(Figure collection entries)
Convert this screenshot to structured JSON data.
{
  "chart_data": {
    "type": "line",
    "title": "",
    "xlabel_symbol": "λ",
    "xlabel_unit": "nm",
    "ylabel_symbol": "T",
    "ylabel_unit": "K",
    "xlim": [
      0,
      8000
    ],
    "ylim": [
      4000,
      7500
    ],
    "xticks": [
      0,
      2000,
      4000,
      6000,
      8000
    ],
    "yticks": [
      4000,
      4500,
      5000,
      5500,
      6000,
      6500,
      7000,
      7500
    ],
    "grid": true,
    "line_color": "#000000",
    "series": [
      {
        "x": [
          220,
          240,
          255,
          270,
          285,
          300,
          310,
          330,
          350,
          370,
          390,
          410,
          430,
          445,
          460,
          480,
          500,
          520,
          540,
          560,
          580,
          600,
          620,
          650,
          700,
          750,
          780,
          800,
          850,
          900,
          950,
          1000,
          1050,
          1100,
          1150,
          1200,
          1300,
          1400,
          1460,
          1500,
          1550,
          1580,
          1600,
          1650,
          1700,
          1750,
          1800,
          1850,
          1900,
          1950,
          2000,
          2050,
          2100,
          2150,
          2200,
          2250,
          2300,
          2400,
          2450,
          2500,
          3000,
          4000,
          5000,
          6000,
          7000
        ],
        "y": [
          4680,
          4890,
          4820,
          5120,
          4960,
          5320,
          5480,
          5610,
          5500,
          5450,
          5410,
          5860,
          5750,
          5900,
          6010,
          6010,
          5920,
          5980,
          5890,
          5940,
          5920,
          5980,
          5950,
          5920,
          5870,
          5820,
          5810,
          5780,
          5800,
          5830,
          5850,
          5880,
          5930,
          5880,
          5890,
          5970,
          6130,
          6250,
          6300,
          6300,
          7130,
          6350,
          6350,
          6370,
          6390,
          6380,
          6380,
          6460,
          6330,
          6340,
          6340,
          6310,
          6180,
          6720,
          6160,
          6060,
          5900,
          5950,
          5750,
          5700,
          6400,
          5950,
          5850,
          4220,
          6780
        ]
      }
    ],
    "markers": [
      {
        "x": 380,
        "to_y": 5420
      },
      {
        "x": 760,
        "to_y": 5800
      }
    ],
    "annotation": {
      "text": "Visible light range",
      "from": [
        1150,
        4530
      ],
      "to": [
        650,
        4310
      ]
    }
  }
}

▶ **WORK TO BE COMPLETED**: Give all the entries again exactly; leave none out.

▶ **FULL RESPONSE**:
Convert this screenshot to structured JSON data.
{
  "chart_data": {
    "type": "line",
    "title": "",
    "xlabel_symbol": "λ",
    "xlabel_unit": "nm",
    "ylabel_symbol": "T",
    "ylabel_unit": "K",
    "xlim": [
      0,
      8000
    ],
    "ylim": [
      4000,
      7500
    ],
    "xticks": [
      0,
      2000,
      4000,
      6000,
      8000
    ],
    "yticks": [
      4000,
      4500,
      5000,
      5500,
      6000,
      6500,
      7000,
      7500
    ],
    "grid": true,
    "line_color": "#000000",
    "series": [
      {
        "x": [
          220,
          240,
          255,
          270,
          285,
          300,
          310,
          330,
          350,
          370,
          390,
          410,
          430,
          445,
          460,
          480,
          500,
          520,
          540,
          560,
          580,
          600,
          620,
          650,
          700,
          750,
          780,
          800,
          850,
          900,
          950,
          1000,
          1050,
          1100,
          1150,
          1200,
          1300,
          1400,
          1460,
          1500,
          1550,
          1580,
          1600,
          1650,
          1700,
          1750,
          1800,
          1850,
          1900,
          1950,
          2000,
          2050,
          2100,
          2150,
          2200,
          2250,
          2300,
          2400,
          2450,
          2500,
          3000,
          4000,
          5000,
          6000,
          7000
        ],
        "y": [
          4680,
          4890,
          4820,
          5120,
          4960,
          5320,
          5480,
          5610,
          5500,
          5450,
          5410,
          5860,
          5750,
          5900,
          6010,
          6010,
          5920,
          5980,
          5890,
          5940,
          5920,
          5980,
          5950,
          5920,
          5870,
          5820,
          5810,
          5780,
          5800,
          5830,
          5850,
          5880,
          5930,
          5880,
          5890,
          5970,
          6130,
          6250,
          6300,
          6300,
          7130,
          6350,
          6350,
          6370,
          6390,
          6380,
          6380,
          6460,
          6330,
          6340,
          6340,
          6310,
          6180,
          6720,
          6160,
          6060,
          5900,
          5950,
          5750,
          5700,
          6400,
          5950,
          5850,
          4220,
          6780
        ]
      }
    ],
    "markers": [
      {
        "x": 380,
        "to_y": 5420
      },
      {
        "x": 760,
        "to_y": 5800
      }
    ],
    "annotation": {
      "text": "Visible light range",
      "from": [
        1150,
        4530
      ],
      "to": [
        650,
        4310
      ]
    }
  }
}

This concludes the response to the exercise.